● Document segment
*-*-*
Data Archival, Exchange and Seismic Data Formats

1
Data Archival, Exchange and Seismic Data
Formats   Bernard Dost1), Jan Zednik2) , J.
Havskov 3), R. Willemann4) and P. Bormann5)1)
ORFEUS Data Center, Seismology Division KNMI,
P.O. Box 201,3730 AE De Bilt, The Netherlands,
Jan Zednik, Geophysical Institute AS CR, Bocni
II/1401, 141 31 Prague Czech Republic,3) Jens
Havskov, Institute of Solid Earth Physics,
University of Bergen, Allegaten 41, 5007 Bergen,
Norway, Raymond J. Willemann, International
Seismological Centre, Pipers Lane, Thatcham,
Berkshire RG19 4NS, UK-England 5) Peter Bormann,
GeoForschungsZentrum Potsdam, Telegrafenberg
E428, D-14473 Potsdam, Germany,.
Introduction   Seismology entirely depends on
international co-operation. Only the accumulation
of large sets of compatible high quality data in
standardized formats from many stations and
networks around the globe and over long periods
of time will yield sufficiently reliable
long-term results in event localization,
seismicity rate and hazard assessment,
investigations into the structure and rheology of
the Earth interior and other priority tasks in
seismological research and applications.   For
almost a century, only parameter readings taken
from seismograms were exchanged with other
stations and regularly transferred to national or
international data centers for further
processing. Because of the uniqueness of
traditional paper seismograms and lacking
opportunities for producing high-quality copies
at low cost, original analog waveform data,
cumbersome to handle and prone to damage or even
loss, were rarely exchanged. The procedures for
carefully processing, handling, annotating and
storing such records have been extensively
described in the 1979 edition of the Manual of
Seismological Observatory Practice. Also the
formats for reporting parameter readings from
seismograms to international data centers such as
the U.S. Geological Survey National Earthquake
Information Service (NEIS), the International
Seismological Centre (ISC) or the European
Mediterranean Seismological Centre (EMSC) are
outlined in this manual in detail in the section
Reporting output. They have not been changed
essentially since then. On the other hand,
respective working groups on parameter formats of
the IASPEI and of its regional European
Seismological Commission (ESC) have now already
debated for many years, without conclusive
results or binding recommendations yet, how to
make these formats more homogeneous, consistent
and flexible so as to better accommodate also
other seismologically relevant parameter
information. Meanwhile, the Database Management
System (DBMS) of the Center for Seismic Studies
(CSS) developed a standard IMS1.0 format for
exchanging parametric seismological data used to
monitor the Comprehensive Test Ban Treaty (CTBT).
*-*-*
● Data
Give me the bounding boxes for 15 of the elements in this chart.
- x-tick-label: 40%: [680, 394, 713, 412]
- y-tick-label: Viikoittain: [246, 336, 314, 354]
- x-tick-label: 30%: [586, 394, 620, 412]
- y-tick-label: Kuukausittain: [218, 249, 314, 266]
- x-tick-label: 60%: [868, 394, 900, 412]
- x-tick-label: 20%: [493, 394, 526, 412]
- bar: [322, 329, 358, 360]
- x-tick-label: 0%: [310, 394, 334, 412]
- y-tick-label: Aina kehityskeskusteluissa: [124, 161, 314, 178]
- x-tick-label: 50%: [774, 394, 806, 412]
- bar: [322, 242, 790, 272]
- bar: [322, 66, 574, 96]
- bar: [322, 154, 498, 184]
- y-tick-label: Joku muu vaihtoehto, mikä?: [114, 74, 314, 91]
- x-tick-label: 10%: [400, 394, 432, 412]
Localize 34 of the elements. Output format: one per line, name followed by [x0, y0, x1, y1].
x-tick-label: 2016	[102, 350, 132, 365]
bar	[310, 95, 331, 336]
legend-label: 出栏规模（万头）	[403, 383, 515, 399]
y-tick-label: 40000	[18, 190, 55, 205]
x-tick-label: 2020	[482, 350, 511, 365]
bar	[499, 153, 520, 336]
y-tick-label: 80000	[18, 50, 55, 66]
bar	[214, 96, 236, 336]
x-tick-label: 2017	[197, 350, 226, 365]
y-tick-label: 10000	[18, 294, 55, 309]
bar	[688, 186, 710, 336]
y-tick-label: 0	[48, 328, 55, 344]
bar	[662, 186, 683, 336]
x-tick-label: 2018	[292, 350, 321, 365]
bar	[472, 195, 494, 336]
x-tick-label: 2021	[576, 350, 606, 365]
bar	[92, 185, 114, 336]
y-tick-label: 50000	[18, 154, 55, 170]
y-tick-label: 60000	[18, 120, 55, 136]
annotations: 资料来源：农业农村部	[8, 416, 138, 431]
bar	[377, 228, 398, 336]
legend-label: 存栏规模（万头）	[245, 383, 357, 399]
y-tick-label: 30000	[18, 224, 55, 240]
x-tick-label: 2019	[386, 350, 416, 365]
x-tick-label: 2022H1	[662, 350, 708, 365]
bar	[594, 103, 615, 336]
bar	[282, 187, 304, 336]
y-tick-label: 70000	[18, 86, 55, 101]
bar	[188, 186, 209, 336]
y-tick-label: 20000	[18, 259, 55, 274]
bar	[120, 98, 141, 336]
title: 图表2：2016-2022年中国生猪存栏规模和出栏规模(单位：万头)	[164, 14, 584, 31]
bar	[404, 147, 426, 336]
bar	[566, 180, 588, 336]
*-*-*
● Your objective
Answer these three questions using the seismic data formats text:
1. In what town is the ORFEUS Data Center located?
2. Which edition of the Manual of Seismological Observatory Practice describes procedures for handling and storing analog waveform data?
3. Whose Database Management System developed the IMS1.0 format?

● Response to the exercise
1. De Bilt, The Netherlands.
2. The 1979 edition.
3. The Center for Seismic Studies (CSS).